Dataset records:
>> BEGIN
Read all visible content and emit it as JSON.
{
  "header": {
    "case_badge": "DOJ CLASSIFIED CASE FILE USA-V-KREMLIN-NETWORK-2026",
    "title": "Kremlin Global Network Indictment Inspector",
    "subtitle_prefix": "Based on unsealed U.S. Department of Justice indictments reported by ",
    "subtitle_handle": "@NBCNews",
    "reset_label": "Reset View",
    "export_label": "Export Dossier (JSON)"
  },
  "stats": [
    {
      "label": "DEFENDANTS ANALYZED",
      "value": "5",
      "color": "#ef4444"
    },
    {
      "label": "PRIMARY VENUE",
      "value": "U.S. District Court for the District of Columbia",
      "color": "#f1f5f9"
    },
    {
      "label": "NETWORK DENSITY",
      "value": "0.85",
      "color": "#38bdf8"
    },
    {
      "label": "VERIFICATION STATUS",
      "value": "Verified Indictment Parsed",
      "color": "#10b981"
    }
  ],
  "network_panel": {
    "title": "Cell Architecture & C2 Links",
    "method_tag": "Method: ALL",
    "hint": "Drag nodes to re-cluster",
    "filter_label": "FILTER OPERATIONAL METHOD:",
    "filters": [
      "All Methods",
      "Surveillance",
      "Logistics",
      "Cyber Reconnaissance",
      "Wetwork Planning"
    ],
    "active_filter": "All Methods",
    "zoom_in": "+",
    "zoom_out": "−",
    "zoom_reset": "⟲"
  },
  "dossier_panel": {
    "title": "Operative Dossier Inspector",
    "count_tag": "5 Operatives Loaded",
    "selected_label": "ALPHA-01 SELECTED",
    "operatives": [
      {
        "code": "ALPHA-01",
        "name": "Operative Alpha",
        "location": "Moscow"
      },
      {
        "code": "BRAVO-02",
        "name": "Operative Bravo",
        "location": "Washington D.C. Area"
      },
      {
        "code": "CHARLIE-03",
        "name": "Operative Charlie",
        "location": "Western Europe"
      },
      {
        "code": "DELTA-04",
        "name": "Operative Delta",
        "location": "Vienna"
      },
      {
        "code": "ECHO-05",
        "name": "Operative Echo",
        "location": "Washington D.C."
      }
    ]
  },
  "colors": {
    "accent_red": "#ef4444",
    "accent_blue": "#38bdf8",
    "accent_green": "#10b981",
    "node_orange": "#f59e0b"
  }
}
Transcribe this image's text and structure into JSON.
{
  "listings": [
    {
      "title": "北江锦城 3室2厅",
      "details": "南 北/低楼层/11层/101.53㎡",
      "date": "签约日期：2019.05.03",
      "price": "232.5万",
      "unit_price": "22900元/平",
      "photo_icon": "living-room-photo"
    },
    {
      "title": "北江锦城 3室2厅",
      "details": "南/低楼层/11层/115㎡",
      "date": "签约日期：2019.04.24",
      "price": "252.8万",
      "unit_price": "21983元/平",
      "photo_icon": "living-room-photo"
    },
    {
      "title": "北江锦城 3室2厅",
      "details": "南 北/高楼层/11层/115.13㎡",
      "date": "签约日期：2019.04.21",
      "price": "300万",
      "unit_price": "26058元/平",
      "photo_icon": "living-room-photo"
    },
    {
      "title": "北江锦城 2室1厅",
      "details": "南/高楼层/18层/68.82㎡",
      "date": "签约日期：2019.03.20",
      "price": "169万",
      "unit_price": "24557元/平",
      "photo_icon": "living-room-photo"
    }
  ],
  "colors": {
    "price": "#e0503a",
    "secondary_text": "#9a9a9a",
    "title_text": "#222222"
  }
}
>> END
AIM OF THE TASK. Find the lines containing "value" and list every one of them.

SOLUTION FOR THIS PROBLEM.
      "value": "5",
      "value": "U.S. District Court for the District of Columbia",
      "value": "0.85",
      "value": "Verified Indictment Parsed",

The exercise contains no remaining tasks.